[WHAT TO PRODUCE] Extract the full listing below without altering a single character.

[LISTED RECORDS]
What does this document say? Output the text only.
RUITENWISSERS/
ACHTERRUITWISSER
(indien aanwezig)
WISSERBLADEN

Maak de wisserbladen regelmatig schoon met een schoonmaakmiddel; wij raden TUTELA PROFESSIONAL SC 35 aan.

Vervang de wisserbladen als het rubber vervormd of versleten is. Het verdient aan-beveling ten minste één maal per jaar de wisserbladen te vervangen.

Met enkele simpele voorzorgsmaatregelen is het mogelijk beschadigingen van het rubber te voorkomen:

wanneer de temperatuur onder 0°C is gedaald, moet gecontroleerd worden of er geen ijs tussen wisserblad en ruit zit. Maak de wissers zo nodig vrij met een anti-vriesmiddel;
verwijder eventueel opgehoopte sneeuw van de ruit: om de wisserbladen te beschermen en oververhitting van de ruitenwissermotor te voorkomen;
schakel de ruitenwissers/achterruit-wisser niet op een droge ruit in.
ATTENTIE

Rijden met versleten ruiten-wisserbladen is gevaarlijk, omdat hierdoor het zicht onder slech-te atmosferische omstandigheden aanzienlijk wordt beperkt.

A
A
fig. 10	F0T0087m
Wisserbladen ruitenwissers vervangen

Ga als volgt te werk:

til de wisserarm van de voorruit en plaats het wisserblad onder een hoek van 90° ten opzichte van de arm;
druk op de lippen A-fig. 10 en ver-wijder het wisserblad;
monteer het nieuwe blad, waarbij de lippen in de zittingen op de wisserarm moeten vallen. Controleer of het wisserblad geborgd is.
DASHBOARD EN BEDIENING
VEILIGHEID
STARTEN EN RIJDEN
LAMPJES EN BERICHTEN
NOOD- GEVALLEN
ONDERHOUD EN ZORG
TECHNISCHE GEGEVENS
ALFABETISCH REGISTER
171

[PROBLEM SOLUTION]
What does this document say? Output the text only.
RUITENWISSERS/
ACHTERRUITWISSER
(indien aanwezig)
WISSERBLADEN

Maak de wisserbladen regelmatig schoon met een schoonmaakmiddel; wij raden TUTELA PROFESSIONAL SC 35 aan.

Vervang de wisserbladen als het rubber vervormd of versleten is. Het verdient aan-beveling ten minste één maal per jaar de wisserbladen te vervangen.

Met enkele simpele voorzorgsmaatregelen is het mogelijk beschadigingen van het rubber te voorkomen:

wanneer de temperatuur onder 0°C is gedaald, moet gecontroleerd worden of er geen ijs tussen wisserblad en ruit zit. Maak de wissers zo nodig vrij met een anti-vriesmiddel;
verwijder eventueel opgehoopte sneeuw van de ruit: om de wisserbladen te beschermen en oververhitting van de ruitenwissermotor te voorkomen;
schakel de ruitenwissers/achterruit-wisser niet op een droge ruit in.
ATTENTIE

Rijden met versleten ruiten-wisserbladen is gevaarlijk, omdat hierdoor het zicht onder slech-te atmosferische omstandigheden aanzienlijk wordt beperkt.

A
A
fig. 10	F0T0087m
Wisserbladen ruitenwissers vervangen

Ga als volgt te werk:

til de wisserarm van de voorruit en plaats het wisserblad onder een hoek van 90° ten opzichte van de arm;
druk op de lippen A-fig. 10 en ver-wijder het wisserblad;
monteer het nieuwe blad, waarbij de lippen in de zittingen op de wisserarm moeten vallen. Controleer of het wisserblad geborgd is.
DASHBOARD EN BEDIENING
VEILIGHEID
STARTEN EN RIJDEN
LAMPJES EN BERICHTEN
NOOD- GEVALLEN
ONDERHOUD EN ZORG
TECHNISCHE GEGEVENS
ALFABETISCH REGISTER
171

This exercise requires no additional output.